GIVEN INFORMATION start
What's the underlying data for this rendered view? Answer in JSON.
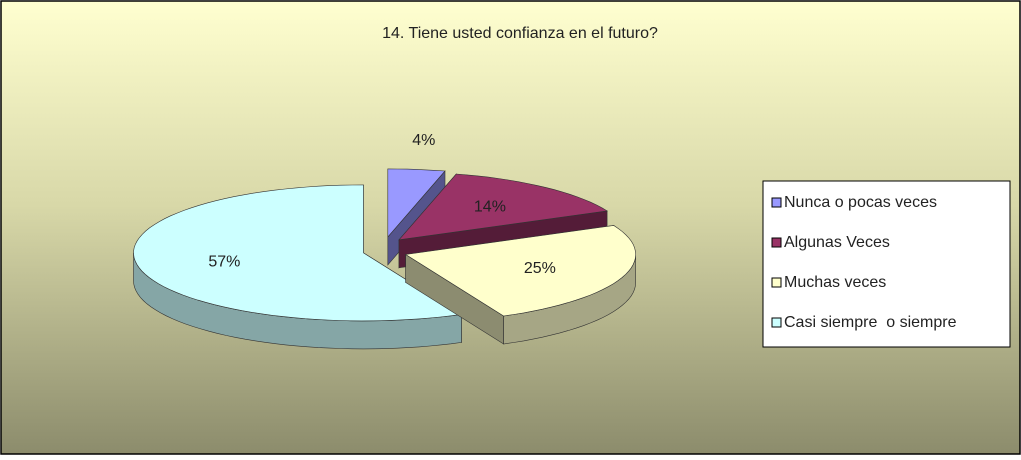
{
  "chart_data": {
    "type": "pie3d",
    "title": "14. Tiene usted confianza en el futuro?",
    "categories": [
      "Nunca o pocas veces",
      "Algunas Veces",
      "Muchas veces",
      "Casi siempre  o siempre"
    ],
    "values": [
      4,
      14,
      25,
      57
    ],
    "value_labels": [
      "4%",
      "14%",
      "25%",
      "57%"
    ],
    "colors": [
      "#9999ff",
      "#993366",
      "#ffffcc",
      "#ccffff"
    ],
    "legend": "right"
  }
}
GIVEN INFORMATION end
→ WRITTEN TASK
Return all of the data exactly as written, and drop the pictures.

→ RESPONSE
What's the underlying data for this rendered view? Answer in JSON.
{
  "chart_data": {
    "type": "pie3d",
    "title": "14. Tiene usted confianza en el futuro?",
    "categories": [
      "Nunca o pocas veces",
      "Algunas Veces",
      "Muchas veces",
      "Casi siempre  o siempre"
    ],
    "values": [
      4,
      14,
      25,
      57
    ],
    "value_labels": [
      "4%",
      "14%",
      "25%",
      "57%"
    ],
    "colors": [
      "#9999ff",
      "#993366",
      "#ffffcc",
      "#ccffff"
    ],
    "legend": "right"
  }
}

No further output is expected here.